:: Objetivo A ::
Altere as entradas do trecho que começa na linha com "273, 224, 309]" e termina na linha com "658, 913, 700]", trocando "sidebar-item-label" por "menu-item-label" sem mudar mais nada. Reproduza apenas esse trecho das entradas.

:: Documento ::
A vida pode ser algo surpreendente desde que cada um se dê esta chance. Desde que não sejamos tão arrogantes a ponto de pensar que tudo está sob nosso controle. Nos últimos anos, o único momento em que “perdi o controle da situação” foi o exato instante em que dei o primeiro passo para ser feliz. É muito bom saber que podemos estar completamente errados, isto abre novas e incríveis possibilidades. E só a sabedoria que o tempo nos traz possibilita esta alegria de errar.

Friday, August 25, 2006

Ética: a prática ridícula

Hoje, por razões nada agradáveis, precisei dar uma lida no Código de Ética dos Jornalistas e na Lei de Imprensa. Meu primeiro pensamento foi uma mistura de indignação e sarcasmo: eis aí dois documentos bem fantasiosos! Sei que cada profissão tem seu karma, mas só posso falar do jornalismo, pois trabalho nisso há quase 20 anos!
Não sei o que mais me impressiona: se a manipulação descarada dos empresários, donos dos grandes veículos de comunicação, ou a cara-de-pau de alguns coleguinhas, que juram de pé junto que ser um bom profissional inclui fazer grosserias, ser arrogante e mal-educado, ou pior, mau caráter. Isto, claro, quando analisamos a realidade das grandes cidades. No interior a banda toca diferente, mas igualmente desafinada.

Registros de origem
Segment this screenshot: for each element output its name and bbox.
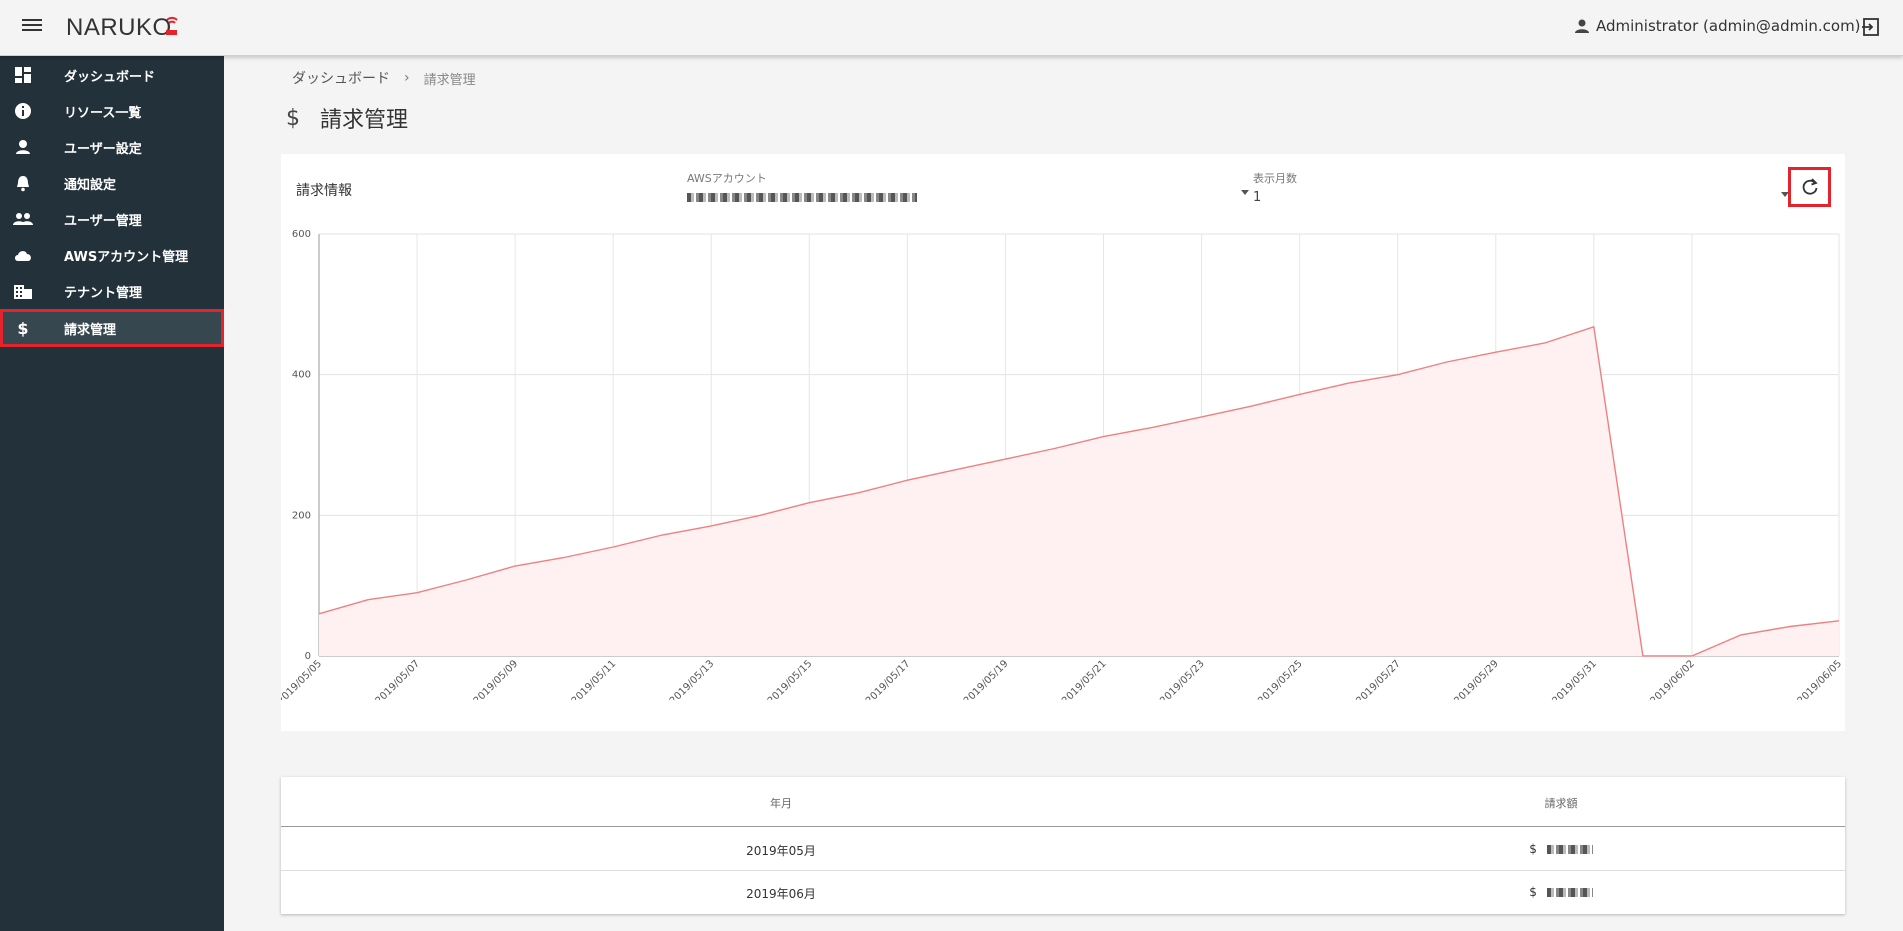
sidebar-item-tenants[interactable]: テナント管理	[0, 273, 224, 309]
y-tick-label: 0	[305, 651, 311, 662]
x-tick-label: 2019/05/27	[1354, 658, 1403, 700]
cell-month: 2019年05月	[746, 844, 816, 858]
sidebar: ダッシュボード リソース一覧 ユーザー設定 通知設定 ユーザー管理 AWSアカウ…	[0, 56, 224, 931]
sidebar-item-resources[interactable]: リソース一覧	[0, 93, 224, 129]
building-icon	[13, 281, 33, 301]
sidebar-item-label: ダッシュボード	[64, 69, 156, 85]
person-icon	[1575, 19, 1589, 33]
cell-month: 2019年06月	[746, 887, 816, 901]
sidebar-item-label: リソース一覧	[64, 105, 142, 121]
masked-value	[1546, 888, 1593, 897]
table-header-row: 年月 請求額	[281, 777, 1845, 827]
x-tick-label: 2019/05/11	[570, 658, 619, 700]
x-tick-label: 2019/05/23	[1158, 658, 1207, 700]
breadcrumb-separator: ›	[404, 70, 410, 86]
sidebar-item-label: ユーザー管理	[64, 213, 142, 229]
app-logo: NARUKO	[66, 14, 172, 41]
top-app-bar: NARUKO Administrator (admin@admin.com)	[0, 0, 1903, 56]
refresh-icon	[1802, 178, 1818, 195]
y-tick-label: 400	[292, 370, 311, 381]
refresh-button[interactable]	[1788, 167, 1831, 207]
x-tick-label: 2019/05/09	[472, 658, 521, 700]
sidebar-item-notifications[interactable]: 通知設定	[0, 165, 224, 201]
cell-amount: $	[1471, 842, 1651, 856]
x-tick-label: 2019/05/21	[1060, 658, 1109, 700]
sidebar-item-aws-accounts[interactable]: AWSアカウント管理	[0, 237, 224, 273]
sidebar-item-dashboard[interactable]: ダッシュボード	[0, 57, 224, 93]
x-tick-label: 2019/05/17	[864, 658, 913, 700]
billing-table: 年月 請求額 2019年05月 $ 2019年06月 $	[281, 777, 1845, 914]
sidebar-item-label: 通知設定	[64, 177, 117, 193]
dollar-icon: $	[17, 318, 29, 338]
dashboard-icon	[13, 65, 33, 85]
page-title: $ 請求管理	[286, 102, 408, 134]
currency-symbol: $	[1529, 842, 1537, 856]
page-title-text: 請求管理	[320, 108, 409, 133]
caret-down-icon	[1241, 190, 1249, 195]
x-tick-label: 2019/05/07	[374, 658, 423, 700]
y-tick-label: 200	[292, 510, 311, 521]
logout-icon[interactable]	[1860, 16, 1882, 38]
x-tick-label: 2019/05/31	[1550, 658, 1599, 700]
people-icon	[13, 209, 33, 229]
breadcrumb-home-link[interactable]: ダッシュボード	[292, 68, 390, 88]
aws-account-select[interactable]: AWSアカウント	[687, 170, 917, 205]
x-tick-label: 2019/05/19	[962, 658, 1011, 700]
info-icon	[13, 101, 33, 121]
months-label: 表示月数	[1253, 172, 1297, 185]
column-header-amount: 請求額	[1544, 797, 1578, 810]
x-tick-label: 2019/05/13	[668, 658, 717, 700]
sidebar-item-label: テナント管理	[64, 285, 143, 301]
card-title: 請求情報	[296, 183, 352, 199]
sidebar-item-label: ユーザー設定	[64, 141, 142, 157]
months-value: 1	[1253, 190, 1262, 205]
logo-signal-icon	[166, 16, 178, 35]
x-tick-label: 2019/05/15	[766, 658, 815, 700]
user-account[interactable]: Administrator (admin@admin.com)	[1574, 17, 1861, 35]
billing-area-chart: 0 200 400 600 2019/05/05 2019/05/07 2019/05/09…	[281, 230, 1845, 700]
aws-account-label: AWSアカウント	[687, 172, 767, 185]
x-tick-label: 2019/05/25	[1256, 658, 1305, 700]
bell-icon	[13, 173, 33, 193]
breadcrumb-current: 請求管理	[423, 72, 476, 88]
hamburger-menu-icon[interactable]	[22, 16, 42, 36]
months-select[interactable]: 表示月数 1	[1241, 170, 1789, 205]
masked-value	[687, 193, 917, 202]
dollar-icon: $	[286, 105, 300, 131]
sidebar-item-billing[interactable]: $ 請求管理	[0, 309, 224, 347]
cell-amount: $	[1471, 885, 1651, 899]
masked-value	[1546, 845, 1593, 854]
y-tick-label: 600	[292, 230, 311, 240]
person-icon	[13, 137, 33, 157]
x-tick-label: 2019/05/29	[1452, 658, 1501, 700]
series-area	[319, 326, 1839, 656]
x-tick-label: 2019/06/02	[1648, 658, 1697, 700]
currency-symbol: $	[1529, 885, 1537, 899]
column-header-month: 年月	[770, 797, 792, 810]
sidebar-item-label: 請求管理	[64, 322, 117, 338]
aws-account-value	[687, 190, 917, 205]
x-tick-label: 2019/06/05	[1796, 658, 1845, 700]
cloud-icon	[13, 245, 33, 265]
billing-info-card: 請求情報 AWSアカウント 表示月数 1 0 200 400 600 2019/05/0…	[281, 154, 1845, 731]
user-label: Administrator (admin@admin.com)	[1596, 17, 1861, 35]
sidebar-item-user-management[interactable]: ユーザー管理	[0, 201, 224, 237]
table-row: 2019年05月 $	[281, 828, 1845, 871]
sidebar-item-label: AWSアカウント管理	[64, 249, 189, 265]
sidebar-item-user-settings[interactable]: ユーザー設定	[0, 129, 224, 165]
x-tick-label: 2019/05/05	[281, 658, 324, 700]
table-row: 2019年06月 $	[281, 871, 1845, 914]
breadcrumb: ダッシュボード › 請求管理	[292, 68, 476, 88]
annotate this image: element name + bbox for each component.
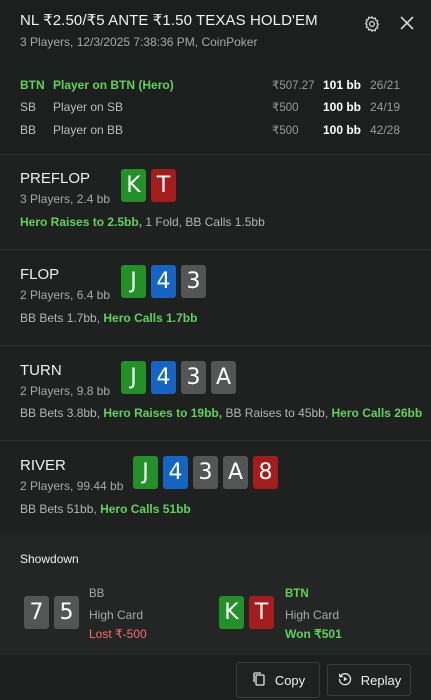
street-name: RIVER	[20, 457, 66, 474]
hero-action: Hero Calls 26bb	[331, 406, 423, 420]
hand-header: NL ₹2.50/₹5 ANTE ₹1.50 TEXAS HOLD'EM 3 P…	[0, 0, 431, 62]
card: 7	[24, 596, 49, 629]
card: 3	[193, 456, 218, 489]
player-stack-bb: 100 bb	[323, 123, 362, 137]
action-text: BB Bets 51bb,	[20, 502, 101, 516]
card: J	[121, 361, 146, 394]
showdown-hand: High Card	[89, 608, 144, 622]
street-action: BB Bets 51bb, Hero Calls 51bb	[20, 502, 191, 516]
card: K	[121, 169, 146, 202]
showdown-panel: Showdown 7 5 BB High Card Lost ₹-500 K T…	[0, 535, 431, 655]
street-preflop: PREFLOP 3 Players, 2.4 bb K T Hero Raise…	[0, 155, 431, 250]
street-info: 2 Players, 9.8 bb	[20, 384, 111, 398]
copy-icon	[251, 671, 267, 690]
showdown-position: BB	[89, 588, 105, 600]
card: T	[151, 169, 176, 202]
close-icon[interactable]	[398, 14, 416, 32]
hero-action: Hero Calls 1.7bb	[103, 311, 198, 325]
street-river: RIVER 2 Players, 99.44 bb J 4 3 A 8 BB B…	[0, 441, 431, 535]
hero-action: Hero Raises to 19bb,	[103, 406, 223, 420]
street-info: 2 Players, 6.4 bb	[20, 288, 111, 302]
card: A	[211, 361, 236, 394]
action-text: BB Bets 1.7bb,	[20, 311, 104, 325]
card: T	[249, 596, 274, 629]
player-row-bb: BB Player on BB ₹500 100 bb 42/28	[0, 120, 431, 142]
card: J	[121, 265, 146, 298]
replay-icon	[337, 671, 353, 690]
players-list: BTN Player on BTN (Hero) ₹507.27 101 bb …	[0, 62, 431, 155]
player-stats: 24/19	[370, 100, 401, 114]
card: 3	[181, 265, 206, 298]
street-name: TURN	[20, 362, 62, 379]
street-name: FLOP	[20, 266, 60, 283]
card: 5	[54, 596, 79, 629]
gear-icon[interactable]	[363, 15, 381, 33]
showdown-title: Showdown	[20, 552, 79, 566]
street-action: BB Bets 1.7bb, Hero Calls 1.7bb	[20, 311, 197, 325]
player-position: BB	[20, 123, 37, 137]
showdown-position: BTN	[285, 588, 309, 600]
player-stack-bb: 101 bb	[323, 78, 362, 92]
action-text: BB Raises to 45bb,	[222, 406, 332, 420]
hand-title: NL ₹2.50/₹5 ANTE ₹1.50 TEXAS HOLD'EM	[20, 12, 318, 29]
card: 4	[151, 361, 176, 394]
player-name: Player on BTN (Hero)	[53, 78, 174, 92]
player-position: BTN	[20, 78, 45, 92]
card: 4	[151, 265, 176, 298]
player-position: SB	[20, 100, 37, 114]
replay-button[interactable]: Replay	[327, 664, 411, 696]
card: 4	[163, 456, 188, 489]
player-stats: 26/21	[370, 78, 401, 92]
card: 3	[181, 361, 206, 394]
player-stats: 42/28	[370, 123, 401, 137]
copy-label: Copy	[274, 672, 306, 688]
action-text: BB Bets 3.8bb,	[20, 406, 104, 420]
player-name: Player on BB	[53, 123, 124, 137]
street-info: 3 Players, 2.4 bb	[20, 192, 111, 206]
player-stack-bb: 100 bb	[323, 100, 362, 114]
street-action: BB Bets 3.8bb, Hero Raises to 19bb, BB R…	[20, 406, 422, 420]
hero-action: Hero Raises to 2.5bb,	[20, 215, 143, 229]
street-name: PREFLOP	[20, 170, 91, 187]
street-flop: FLOP 2 Players, 6.4 bb J 4 3 BB Bets 1.7…	[0, 250, 431, 346]
player-chips: ₹500	[272, 102, 299, 114]
card: A	[223, 456, 248, 489]
street-info: 2 Players, 99.44 bb	[20, 479, 124, 493]
replay-label: Replay	[360, 672, 402, 688]
showdown-hand: High Card	[285, 608, 340, 622]
showdown-result: Lost ₹-500	[89, 627, 147, 641]
player-chips: ₹507.27	[272, 80, 315, 92]
player-row-sb: SB Player on SB ₹500 100 bb 24/19	[0, 97, 431, 119]
player-name: Player on SB	[53, 100, 124, 114]
street-action: Hero Raises to 2.5bb, 1 Fold, BB Calls 1…	[20, 215, 265, 229]
player-chips: ₹500	[272, 125, 299, 137]
card: J	[133, 456, 158, 489]
footer-bar: Copy Replay	[0, 655, 431, 700]
showdown-result: Won ₹501	[285, 627, 342, 641]
street-turn: TURN 2 Players, 9.8 bb J 4 3 A BB Bets 3…	[0, 346, 431, 441]
hero-action: Hero Calls 51bb	[100, 502, 191, 516]
card: K	[219, 596, 244, 629]
copy-button[interactable]: Copy	[236, 662, 320, 698]
action-text: 1 Fold, BB Calls 1.5bb	[142, 215, 265, 229]
card: 8	[253, 456, 278, 489]
player-row-btn: BTN Player on BTN (Hero) ₹507.27 101 bb …	[0, 75, 431, 97]
hand-subtitle: 3 Players, 12/3/2025 7:38:36 PM, CoinPok…	[20, 35, 258, 49]
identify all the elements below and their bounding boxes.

:: Objetivo B ::
Continue o texto sobre ética no jornalismo a partir do ponto em que ele termina.

:: Resposta A ::
sidebar-item-tenants[interactable]: テナント管理	[0, 273, 224, 309]
y-tick-label: 0	[305, 651, 311, 662]
x-tick-label: 2019/05/27	[1354, 658, 1403, 700]
cell-month: 2019年05月	[746, 844, 816, 858]
sidebar: ダッシュボード リソース一覧 ユーザー設定 通知設定 ユーザー管理 AWSアカウ…	[0, 56, 224, 931]
sidebar-item-resources[interactable]: リソース一覧	[0, 93, 224, 129]
building-icon	[13, 281, 33, 301]
menu-item-label: ダッシュボード	[64, 69, 156, 85]
person-icon	[1575, 19, 1589, 33]
cell-month: 2019年06月	[746, 887, 816, 901]
menu-item-label: リソース一覧	[64, 105, 142, 121]
masked-value	[1546, 888, 1593, 897]
table-header-row: 年月 請求額	[281, 777, 1845, 827]
x-tick-label: 2019/05/11	[570, 658, 619, 700]
x-tick-label: 2019/05/23	[1158, 658, 1207, 700]
breadcrumb-separator: ›	[404, 70, 410, 86]
menu-item-label: ユーザー管理	[64, 213, 142, 229]
app-logo: NARUKO	[66, 14, 172, 41]
top-app-bar: NARUKO Administrator (admin@admin.com)	[0, 0, 1903, 56]
refresh-icon	[1802, 178, 1818, 195]
y-tick-label: 400	[292, 370, 311, 381]
refresh-button[interactable]	[1788, 167, 1831, 207]
x-tick-label: 2019/05/09	[472, 658, 521, 700]
sidebar-item-notifications[interactable]: 通知設定	[0, 165, 224, 201]
cell-amount: $	[1471, 842, 1651, 856]
x-tick-label: 2019/05/21	[1060, 658, 1109, 700]
sidebar-item-aws-accounts[interactable]: AWSアカウント管理	[0, 237, 224, 273]
sidebar-item-dashboard[interactable]: ダッシュボード	[0, 57, 224, 93]
x-tick-label: 2019/05/17	[864, 658, 913, 700]

:: Resposta B ::
Por estas paragens são-lourencianas, fico sempre indecisa quando tento analisar o que chamamos de imprensa. Muita gente bem intencionada, mas já sabemos que o inferno já está com sua lotação esgotada, e outros tantos completamente mal intencionados, alguns assumidos, outros dissimulados. Esta é a análise dos empresários, quando chegamos nos funcionários...bem... que funcionários???? De um modo geral, os veículos de comunicação aqui funcionam em esquema de empresa familiar, sem contratados, sem profissionais, óbvio, sem jornalistas (nem com experiência, muito menos com diploma). Dedução? Estes veículos também trabalham SEM NOTÍCIA.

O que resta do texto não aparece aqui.